TEXT TO READ ▸
***

3.4 Application Execution Cycle
When the reset switch is pressed on the development board, all the processors that are
going to take part in the actual matrix factorization start executing code from the starting
address in their respective program memory. This starting address can be specified by the
30
user while configuring the system using SOPC Builder. Each processor then waits until
the input matrix is loaded into memory. For this, each processor keeps polling the flag
variable (whose value is initialized to zero) to check if it is set. This variable is set only
after the input matrix is loaded into the global matrix. This matrix is loaded using a
program that is executed by the master processor, which is also connected to the DART.
Once the flag variable is set, all the slave processors resume their respective execution.
The processors stop execution when there are no more tasks left in the task queue. For the
setup used in this work, this is the case when the value of the variable task id is equal to
the value of the variable order. Given a matrix, in order to factorize it, the following
steps need to be performed to get the final result, which is the Cholesky factor L.
1. Assuming the programs for the actual processing elements are already in place,
the system is reset using the reset switch on the development board. This causes
the processors that are involved in the factorization to start executing code in their
respective program memories. This causes each of those processing elements to
wait for the input matrix to be uploaded into the global memory. This, as
described above, is indicated by the flag variable.
2. The input matrix is uploaded into the global memory using the master processor.

***

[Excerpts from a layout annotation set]

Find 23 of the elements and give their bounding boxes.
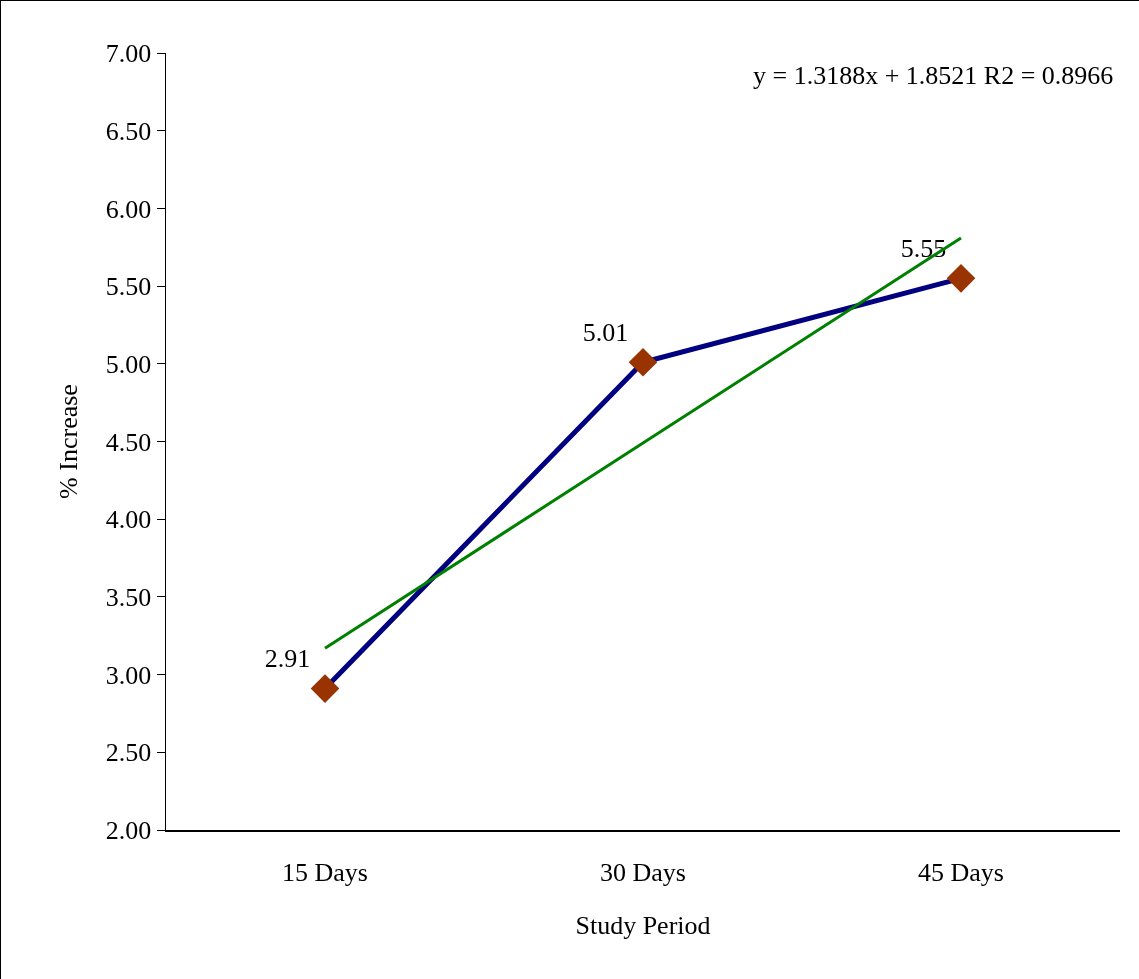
point bbox=[946, 264, 976, 293]
data-label: 2.91 bbox=[264, 644, 311, 674]
y-tick-label: 6.00 bbox=[105, 194, 152, 224]
y-tick-label: 7.00 bbox=[105, 39, 152, 69]
y-tick-label: 6.50 bbox=[105, 116, 152, 146]
point bbox=[310, 674, 340, 703]
y-tick-label: 3.00 bbox=[105, 660, 152, 690]
annotation: y = 1.3188x + 1.8521 R2 = 0.8966 bbox=[753, 61, 1114, 90]
y-tick-label: 2.00 bbox=[105, 816, 152, 846]
x-tick-label: 30 Days bbox=[600, 857, 686, 887]
y-axis-title: % Increase bbox=[54, 384, 84, 499]
x-tick-label: 15 Days bbox=[282, 857, 368, 887]
y-tick-label: 3.50 bbox=[105, 583, 152, 612]
y-tick-label: 4.00 bbox=[105, 505, 152, 535]
y-tick-label: 4.50 bbox=[105, 427, 152, 457]
point bbox=[628, 347, 658, 377]
x-tick-label: 45 Days bbox=[918, 857, 1004, 887]
y-tick-label: 2.50 bbox=[105, 738, 152, 768]
data-label: 5.01 bbox=[582, 318, 629, 347]
data-label: 5.55 bbox=[900, 234, 947, 264]
y-tick-label: 5.00 bbox=[105, 349, 152, 379]
x-axis-title: Study Period bbox=[575, 911, 711, 941]
y-tick-label: 5.50 bbox=[105, 272, 152, 302]
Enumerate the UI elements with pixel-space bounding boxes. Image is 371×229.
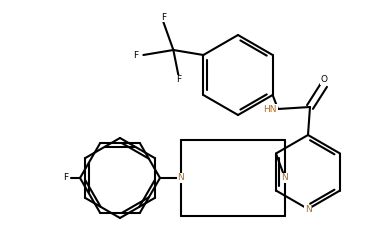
Text: N: N xyxy=(305,205,311,215)
Text: F: F xyxy=(161,13,166,22)
Text: F: F xyxy=(63,174,69,183)
Text: HN: HN xyxy=(263,104,277,114)
Text: F: F xyxy=(133,51,138,60)
Text: N: N xyxy=(178,174,184,183)
Text: F: F xyxy=(176,76,181,85)
Text: O: O xyxy=(321,76,328,85)
Text: N: N xyxy=(282,174,288,183)
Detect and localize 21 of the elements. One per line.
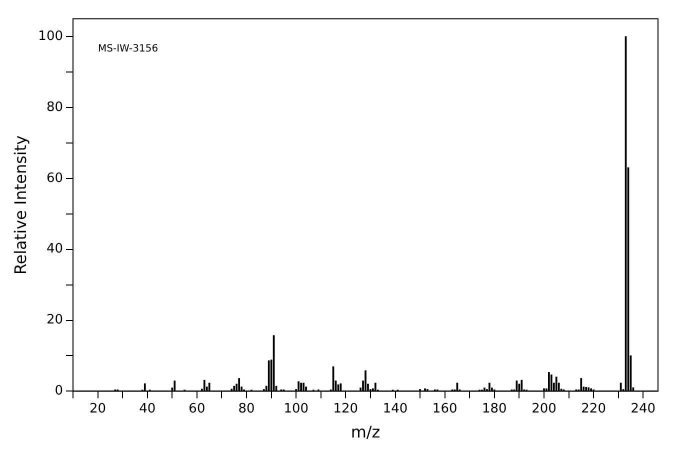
y-tick-label: 100 (38, 28, 64, 44)
y-tick-label: 60 (46, 170, 64, 186)
x-tick-label: 220 (581, 401, 606, 416)
annotation: MS-IW-3156 (98, 43, 158, 54)
y-tick-label: 20 (46, 312, 64, 328)
x-tick-label: 120 (333, 401, 358, 416)
x-tick-label: 20 (90, 401, 106, 416)
x-tick-label: 40 (139, 401, 156, 416)
x-tick-label: 100 (284, 401, 309, 416)
y-tick-label: 0 (54, 384, 64, 399)
x-axis-title: m/z (350, 422, 380, 442)
x-tick-label: 140 (382, 401, 408, 416)
y-tick-label: 80 (46, 100, 64, 115)
x-tick-label: 200 (532, 401, 556, 416)
x-tick-label: 60 (188, 401, 206, 416)
x-tick-label: 180 (482, 401, 507, 416)
x-tick-label: 80 (238, 401, 255, 416)
y-axis-title: Relative Intensity (10, 135, 30, 275)
x-tick-label: 160 (432, 401, 458, 416)
y-tick-label: 40 (46, 242, 64, 257)
x-tick-label: 240 (630, 401, 656, 416)
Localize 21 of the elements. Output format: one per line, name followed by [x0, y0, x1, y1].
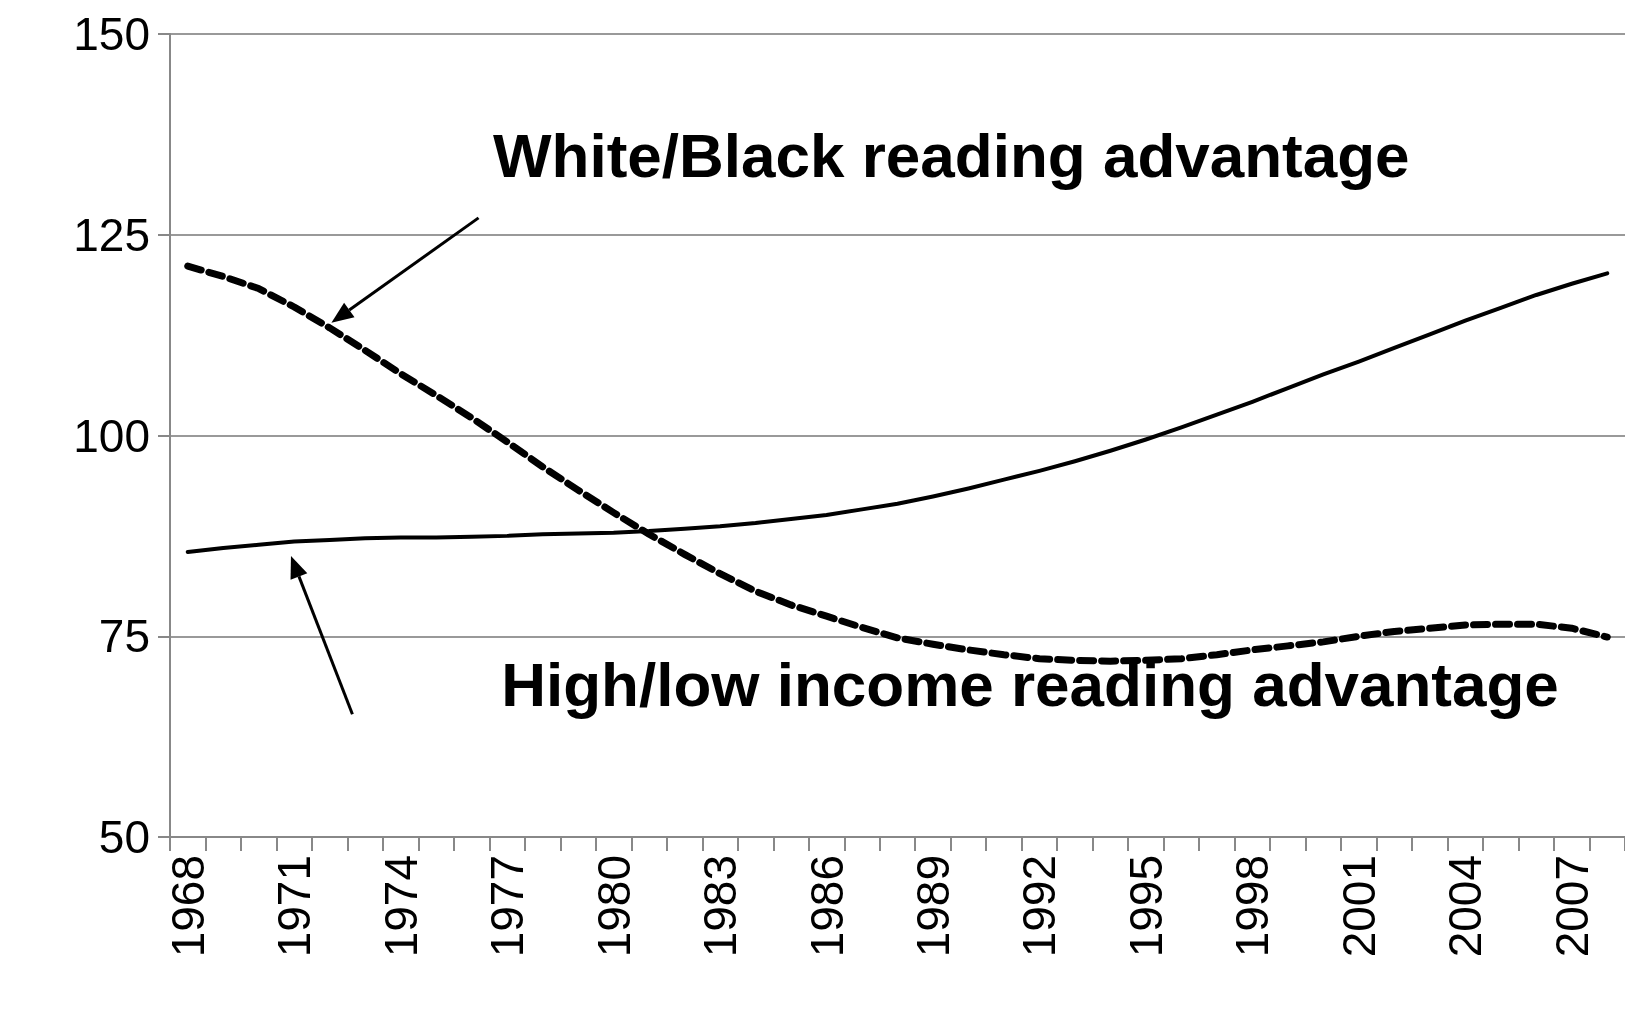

***

OBJECTIVE A ▸ According to the passage on the application execution cycle, when do the processors stop execution?
OBJECTIVE B ▸ Extract from the passage on the application execution cycle the portion starting at "The processors stop" and ending at "Cholesky factor L.".

EXERCISE RESULT A ▸ They stop when there are no more tasks left in the task queue.

EXERCISE RESULT B ▸
The processors stop execution when there are no more tasks left in the task queue. For the
setup used in this work, this is the case when the value of the variable task id is equal to
the value of the variable order. Given a matrix, in order to factorize it, the following
steps need to be performed to get the final result, which is the Cholesky factor L.